** START Records supplied **
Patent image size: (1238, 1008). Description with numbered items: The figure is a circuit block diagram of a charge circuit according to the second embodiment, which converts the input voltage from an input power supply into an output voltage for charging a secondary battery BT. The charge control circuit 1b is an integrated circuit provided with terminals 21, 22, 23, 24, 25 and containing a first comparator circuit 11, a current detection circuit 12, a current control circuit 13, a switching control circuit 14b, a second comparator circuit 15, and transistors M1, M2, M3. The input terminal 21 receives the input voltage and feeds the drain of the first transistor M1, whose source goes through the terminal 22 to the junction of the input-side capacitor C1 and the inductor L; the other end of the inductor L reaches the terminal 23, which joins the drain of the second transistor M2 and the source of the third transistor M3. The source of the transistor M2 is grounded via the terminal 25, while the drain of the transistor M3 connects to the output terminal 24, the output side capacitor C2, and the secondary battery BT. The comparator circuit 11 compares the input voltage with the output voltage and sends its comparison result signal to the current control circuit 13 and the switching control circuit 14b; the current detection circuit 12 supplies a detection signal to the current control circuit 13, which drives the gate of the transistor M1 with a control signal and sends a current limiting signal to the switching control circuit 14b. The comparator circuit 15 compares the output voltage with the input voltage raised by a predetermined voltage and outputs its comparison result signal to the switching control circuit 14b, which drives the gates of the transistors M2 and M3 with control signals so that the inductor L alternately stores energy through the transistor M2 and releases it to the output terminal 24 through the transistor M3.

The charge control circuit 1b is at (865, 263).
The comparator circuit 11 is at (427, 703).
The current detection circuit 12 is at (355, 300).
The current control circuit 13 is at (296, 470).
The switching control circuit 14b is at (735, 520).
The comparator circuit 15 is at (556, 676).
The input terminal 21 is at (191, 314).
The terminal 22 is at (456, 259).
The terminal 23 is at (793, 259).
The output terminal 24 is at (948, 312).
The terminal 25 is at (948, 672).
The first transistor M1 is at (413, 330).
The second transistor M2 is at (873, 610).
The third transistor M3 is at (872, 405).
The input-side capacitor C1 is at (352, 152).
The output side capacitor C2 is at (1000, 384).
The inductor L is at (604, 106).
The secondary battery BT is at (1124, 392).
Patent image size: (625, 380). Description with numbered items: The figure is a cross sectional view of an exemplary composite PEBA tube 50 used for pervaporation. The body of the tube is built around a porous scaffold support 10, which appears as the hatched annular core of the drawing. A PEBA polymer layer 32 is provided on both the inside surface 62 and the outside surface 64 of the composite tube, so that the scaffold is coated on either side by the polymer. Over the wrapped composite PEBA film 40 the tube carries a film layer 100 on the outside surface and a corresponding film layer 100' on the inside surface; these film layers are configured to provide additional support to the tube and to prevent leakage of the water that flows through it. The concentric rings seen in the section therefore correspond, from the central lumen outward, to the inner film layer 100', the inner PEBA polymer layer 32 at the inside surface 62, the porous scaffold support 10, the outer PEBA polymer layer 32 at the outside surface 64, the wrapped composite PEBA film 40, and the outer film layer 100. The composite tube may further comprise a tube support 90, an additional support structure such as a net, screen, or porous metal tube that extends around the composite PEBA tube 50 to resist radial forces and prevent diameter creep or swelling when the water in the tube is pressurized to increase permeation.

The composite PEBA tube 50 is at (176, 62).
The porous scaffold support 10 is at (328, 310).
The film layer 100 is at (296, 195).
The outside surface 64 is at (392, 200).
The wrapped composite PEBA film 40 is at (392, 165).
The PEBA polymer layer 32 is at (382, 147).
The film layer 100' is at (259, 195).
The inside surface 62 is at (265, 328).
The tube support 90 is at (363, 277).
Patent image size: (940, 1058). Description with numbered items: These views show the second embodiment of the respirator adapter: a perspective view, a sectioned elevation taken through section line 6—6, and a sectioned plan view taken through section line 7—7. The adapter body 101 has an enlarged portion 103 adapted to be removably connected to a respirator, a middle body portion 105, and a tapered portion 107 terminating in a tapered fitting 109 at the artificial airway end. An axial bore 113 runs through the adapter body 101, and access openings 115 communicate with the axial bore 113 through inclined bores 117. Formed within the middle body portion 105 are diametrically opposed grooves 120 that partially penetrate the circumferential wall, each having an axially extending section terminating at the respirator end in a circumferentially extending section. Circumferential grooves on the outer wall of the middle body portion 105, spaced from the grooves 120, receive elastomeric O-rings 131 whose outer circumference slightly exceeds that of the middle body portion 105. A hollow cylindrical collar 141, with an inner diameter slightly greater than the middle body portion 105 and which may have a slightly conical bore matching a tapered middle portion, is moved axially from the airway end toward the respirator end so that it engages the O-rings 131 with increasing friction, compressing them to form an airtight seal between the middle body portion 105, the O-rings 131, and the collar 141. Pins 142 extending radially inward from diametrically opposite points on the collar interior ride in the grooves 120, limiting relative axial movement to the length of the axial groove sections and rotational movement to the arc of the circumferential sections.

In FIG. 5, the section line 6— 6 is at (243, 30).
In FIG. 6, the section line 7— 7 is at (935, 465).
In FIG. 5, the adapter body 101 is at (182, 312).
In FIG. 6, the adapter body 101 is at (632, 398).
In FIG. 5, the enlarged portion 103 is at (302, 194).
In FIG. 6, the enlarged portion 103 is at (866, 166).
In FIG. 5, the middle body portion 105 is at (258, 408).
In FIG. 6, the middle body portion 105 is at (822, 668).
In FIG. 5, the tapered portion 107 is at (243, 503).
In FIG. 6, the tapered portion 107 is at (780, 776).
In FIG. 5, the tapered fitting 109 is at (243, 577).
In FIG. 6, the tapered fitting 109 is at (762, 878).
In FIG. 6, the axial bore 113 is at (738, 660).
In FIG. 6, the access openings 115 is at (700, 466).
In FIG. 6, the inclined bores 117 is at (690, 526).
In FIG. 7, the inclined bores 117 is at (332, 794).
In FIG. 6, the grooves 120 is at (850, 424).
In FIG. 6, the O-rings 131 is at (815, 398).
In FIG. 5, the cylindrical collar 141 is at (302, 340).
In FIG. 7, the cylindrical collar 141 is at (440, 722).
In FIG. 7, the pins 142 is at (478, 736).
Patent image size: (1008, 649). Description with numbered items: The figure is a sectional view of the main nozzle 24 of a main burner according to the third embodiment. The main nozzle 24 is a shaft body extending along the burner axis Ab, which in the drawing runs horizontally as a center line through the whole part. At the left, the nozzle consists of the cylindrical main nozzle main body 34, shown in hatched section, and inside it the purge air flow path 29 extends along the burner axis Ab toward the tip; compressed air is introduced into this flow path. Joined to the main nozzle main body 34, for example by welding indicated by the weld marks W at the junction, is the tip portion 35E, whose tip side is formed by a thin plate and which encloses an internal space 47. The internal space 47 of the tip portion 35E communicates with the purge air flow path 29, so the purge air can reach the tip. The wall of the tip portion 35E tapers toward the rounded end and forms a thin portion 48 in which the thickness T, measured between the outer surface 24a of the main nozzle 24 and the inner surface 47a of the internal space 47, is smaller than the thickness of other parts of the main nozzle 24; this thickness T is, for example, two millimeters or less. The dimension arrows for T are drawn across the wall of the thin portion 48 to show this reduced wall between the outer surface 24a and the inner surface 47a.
** END Records supplied **
- _Given request_
Format every line of the listing above as a single numbered list, omitting the blank lines.

- _Answer to the task_
1. Patent image size: (1238, 1008). Description with numbered items: The figure is a circuit block diagram of a charge circuit according to the second embodiment, which converts the input voltage from an input power supply into an output voltage for charging a secondary battery BT. The charge control circuit 1b is an integrated circuit provided with terminals 21, 22, 23, 24, 25 and containing a first comparator circuit 11, a current detection circuit 12, a current control circuit 13, a switching control circuit 14b, a second comparator circuit 15, and transistors M1, M2, M3. The input terminal 21 receives the input voltage and feeds the drain of the first transistor M1, whose source goes through the terminal 22 to the junction of the input-side capacitor C1 and the inductor L; the other end of the inductor L reaches the terminal 23, which joins the drain of the second transistor M2 and the source of the third transistor M3. The source of the transistor M2 is grounded via the terminal 25, while the drain of the transistor M3 connects to the output terminal 24, the output side capacitor C2, and the secondary battery BT. The comparator circuit 11 compares the input voltage with the output voltage and sends its comparison result signal to the current control circuit 13 and the switching control circuit 14b; the current detection circuit 12 supplies a detection signal to the current control circuit 13, which drives the gate of the transistor M1 with a control signal and sends a current limiting signal to the switching control circuit 14b. The comparator circuit 15 compares the output voltage with the input voltage raised by a predetermined voltage and outputs its comparison result signal to the switching control circuit 14b, which drives the gates of the transistors M2 and M3 with control signals so that the inductor L alternately stores energy through the transistor M2 and releases it to the output terminal 24 through the transistor M3.
2. The charge control circuit 1b is at (865, 263).
3. The comparator circuit 11 is at (427, 703).
4. The current detection circuit 12 is at (355, 300).
5. The current control circuit 13 is at (296, 470).
6. The switching control circuit 14b is at (735, 520).
7. The comparator circuit 15 is at (556, 676).
8. The input terminal 21 is at (191, 314).
9. The terminal 22 is at (456, 259).
10. The terminal 23 is at (793, 259).
11. The output terminal 24 is at (948, 312).
12. The terminal 25 is at (948, 672).
13. The first transistor M1 is at (413, 330).
14. The second transistor M2 is at (873, 610).
15. The third transistor M3 is at (872, 405).
16. The input-side capacitor C1 is at (352, 152).
17. The output side capacitor C2 is at (1000, 384).
18. The inductor L is at (604, 106).
19. The secondary battery BT is at (1124, 392).
20. Patent image size: (625, 380). Description with numbered items: The figure is a cross sectional view of an exemplary composite PEBA tube 50 used for pervaporation. The body of the tube is built around a porous scaffold support 10, which appears as the hatched annular core of the drawing. A PEBA polymer layer 32 is provided on both the inside surface 62 and the outside surface 64 of the composite tube, so that the scaffold is coated on either side by the polymer. Over the wrapped composite PEBA film 40 the tube carries a film layer 100 on the outside surface and a corresponding film layer 100' on the inside surface; these film layers are configured to provide additional support to the tube and to prevent leakage of the water that flows through it. The concentric rings seen in the section therefore correspond, from the central lumen outward, to the inner film layer 100', the inner PEBA polymer layer 32 at the inside surface 62, the porous scaffold support 10, the outer PEBA polymer layer 32 at the outside surface 64, the wrapped composite PEBA film 40, and the outer film layer 100. The composite tube may further comprise a tube support 90, an additional support structure such as a net, screen, or porous metal tube that extends around the composite PEBA tube 50 to resist radial forces and prevent diameter creep or swelling when the water in the tube is pressurized to increase permeation.
21. The composite PEBA tube 50 is at (176, 62).
22. The porous scaffold support 10 is at (328, 310).
23. The film layer 100 is at (296, 195).
24. The outside surface 64 is at (392, 200).
25. The wrapped composite PEBA film 40 is at (392, 165).
26. The PEBA polymer layer 32 is at (382, 147).
27. The film layer 100' is at (259, 195).
28. The inside surface 62 is at (265, 328).
29. The tube support 90 is at (363, 277).
30. Patent image size: (940, 1058). Description with numbered items: These views show the second embodiment of the respirator adapter: a perspective view, a sectioned elevation taken through section line 6—6, and a sectioned plan view taken through section line 7—7. The adapter body 101 has an enlarged portion 103 adapted to be removably connected to a respirator, a middle body portion 105, and a tapered portion 107 terminating in a tapered fitting 109 at the artificial airway end. An axial bore 113 runs through the adapter body 101, and access openings 115 communicate with the axial bore 113 through inclined bores 117. Formed within the middle body portion 105 are diametrically opposed grooves 120 that partially penetrate the circumferential wall, each having an axially extending section terminating at the respirator end in a circumferentially extending section. Circumferential grooves on the outer wall of the middle body portion 105, spaced from the grooves 120, receive elastomeric O-rings 131 whose outer circumference slightly exceeds that of the middle body portion 105. A hollow cylindrical collar 141, with an inner diameter slightly greater than the middle body portion 105 and which may have a slightly conical bore matching a tapered middle portion, is moved axially from the airway end toward the respirator end so that it engages the O-rings 131 with increasing friction, compressing them to form an airtight seal between the middle body portion 105, the O-rings 131, and the collar 141. Pins 142 extending radially inward from diametrically opposite points on the collar interior ride in the grooves 120, limiting relative axial movement to the length of the axial groove sections and rotational movement to the arc of the circumferential sections.
31. In FIG. 5, the section line 6— 6 is at (243, 30).
32. In FIG. 6, the section line 7— 7 is at (935, 465).
33. In FIG. 5, the adapter body 101 is at (182, 312).
34. In FIG. 6, the adapter body 101 is at (632, 398).
35. In FIG. 5, the enlarged portion 103 is at (302, 194).
36. In FIG. 6, the enlarged portion 103 is at (866, 166).
37. In FIG. 5, the middle body portion 105 is at (258, 408).
38. In FIG. 6, the middle body portion 105 is at (822, 668).
39. In FIG. 5, the tapered portion 107 is at (243, 503).
40. In FIG. 6, the tapered portion 107 is at (780, 776).
41. In FIG. 5, the tapered fitting 109 is at (243, 577).
42. In FIG. 6, the tapered fitting 109 is at (762, 878).
43. In FIG. 6, the axial bore 113 is at (738, 660).
44. In FIG. 6, the access openings 115 is at (700, 466).
45. In FIG. 6, the inclined bores 117 is at (690, 526).
46. In FIG. 7, the inclined bores 117 is at (332, 794).
47. In FIG. 6, the grooves 120 is at (850, 424).
48. In FIG. 6, the O-rings 131 is at (815, 398).
49. In FIG. 5, the cylindrical collar 141 is at (302, 340).
50. In FIG. 7, the cylindrical collar 141 is at (440, 722).
51. In FIG. 7, the pins 142 is at (478, 736).
52. Patent image size: (1008, 649). Description with numbered items: The figure is a sectional view of the main nozzle 24 of a main burner according to the third embodiment. The main nozzle 24 is a shaft body extending along the burner axis Ab, which in the drawing runs horizontally as a center line through the whole part. At the left, the nozzle consists of the cylindrical main nozzle main body 34, shown in hatched section, and inside it the purge air flow path 29 extends along the burner axis Ab toward the tip; compressed air is introduced into this flow path. Joined to the main nozzle main body 34, for example by welding indicated by the weld marks W at the junction, is the tip portion 35E, whose tip side is formed by a thin plate and which encloses an internal space 47. The internal space 47 of the tip portion 35E communicates with the purge air flow path 29, so the purge air can reach the tip. The wall of the tip portion 35E tapers toward the rounded end and forms a thin portion 48 in which the thickness T, measured between the outer surface 24a of the main nozzle 24 and the inner surface 47a of the internal space 47, is smaller than the thickness of other parts of the main nozzle 24; this thickness T is, for example, two millimeters or less. The dimension arrows for T are drawn across the wall of the thin portion 48 to show this reduced wall between the outer surface 24a and the inner surface 47a.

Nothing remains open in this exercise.